YOUR TASK: Write each record again exactly as it stands.

SOURCE RECORDS:
--

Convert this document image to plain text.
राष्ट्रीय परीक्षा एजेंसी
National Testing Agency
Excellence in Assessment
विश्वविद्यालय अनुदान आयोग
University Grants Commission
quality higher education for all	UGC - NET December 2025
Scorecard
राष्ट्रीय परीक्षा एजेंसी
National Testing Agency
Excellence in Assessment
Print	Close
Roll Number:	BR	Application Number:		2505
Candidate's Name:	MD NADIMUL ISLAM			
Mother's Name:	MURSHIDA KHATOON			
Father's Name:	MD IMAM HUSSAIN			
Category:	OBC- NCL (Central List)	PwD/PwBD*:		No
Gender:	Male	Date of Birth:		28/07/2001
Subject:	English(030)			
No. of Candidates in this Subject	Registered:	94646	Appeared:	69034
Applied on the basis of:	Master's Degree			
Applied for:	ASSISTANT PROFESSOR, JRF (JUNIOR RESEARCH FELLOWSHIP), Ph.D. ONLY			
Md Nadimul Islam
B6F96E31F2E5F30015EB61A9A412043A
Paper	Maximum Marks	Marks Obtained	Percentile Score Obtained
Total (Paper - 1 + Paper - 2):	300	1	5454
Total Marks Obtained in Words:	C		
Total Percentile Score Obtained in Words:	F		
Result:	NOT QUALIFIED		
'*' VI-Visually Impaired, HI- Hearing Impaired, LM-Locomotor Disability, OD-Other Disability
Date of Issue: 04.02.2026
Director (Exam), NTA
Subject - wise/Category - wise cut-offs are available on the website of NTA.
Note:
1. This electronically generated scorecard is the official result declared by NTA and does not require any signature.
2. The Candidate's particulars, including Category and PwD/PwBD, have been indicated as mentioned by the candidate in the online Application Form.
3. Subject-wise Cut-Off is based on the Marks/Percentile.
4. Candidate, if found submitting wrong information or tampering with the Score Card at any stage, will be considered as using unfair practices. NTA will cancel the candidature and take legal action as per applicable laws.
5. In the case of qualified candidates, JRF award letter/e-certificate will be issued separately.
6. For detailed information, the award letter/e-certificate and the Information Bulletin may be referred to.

--

ANSWER:
Convert this document image to plain text.
राष्ट्रीय परीक्षा एजेंसी
National Testing Agency
Excellence in Assessment
विश्वविद्यालय अनुदान आयोग
University Grants Commission
quality higher education for all	UGC - NET December 2025
Scorecard
राष्ट्रीय परीक्षा एजेंसी
National Testing Agency
Excellence in Assessment
Print	Close
Roll Number:	BR	Application Number:		2505
Candidate's Name:	MD NADIMUL ISLAM			
Mother's Name:	MURSHIDA KHATOON			
Father's Name:	MD IMAM HUSSAIN			
Category:	OBC- NCL (Central List)	PwD/PwBD*:		No
Gender:	Male	Date of Birth:		28/07/2001
Subject:	English(030)			
No. of Candidates in this Subject	Registered:	94646	Appeared:	69034
Applied on the basis of:	Master's Degree			
Applied for:	ASSISTANT PROFESSOR, JRF (JUNIOR RESEARCH FELLOWSHIP), Ph.D. ONLY			
Md Nadimul Islam
B6F96E31F2E5F30015EB61A9A412043A
Paper	Maximum Marks	Marks Obtained	Percentile Score Obtained
Total (Paper - 1 + Paper - 2):	300	1	5454
Total Marks Obtained in Words:	C		
Total Percentile Score Obtained in Words:	F		
Result:	NOT QUALIFIED		
'*' VI-Visually Impaired, HI- Hearing Impaired, LM-Locomotor Disability, OD-Other Disability
Date of Issue: 04.02.2026
Director (Exam), NTA
Subject - wise/Category - wise cut-offs are available on the website of NTA.
Note:
1. This electronically generated scorecard is the official result declared by NTA and does not require any signature.
2. The Candidate's particulars, including Category and PwD/PwBD, have been indicated as mentioned by the candidate in the online Application Form.
3. Subject-wise Cut-Off is based on the Marks/Percentile.
4. Candidate, if found submitting wrong information or tampering with the Score Card at any stage, will be considered as using unfair practices. NTA will cancel the candidature and take legal action as per applicable laws.
5. In the case of qualified candidates, JRF award letter/e-certificate will be issued separately.
6. For detailed information, the award letter/e-certificate and the Information Bulletin may be referred to.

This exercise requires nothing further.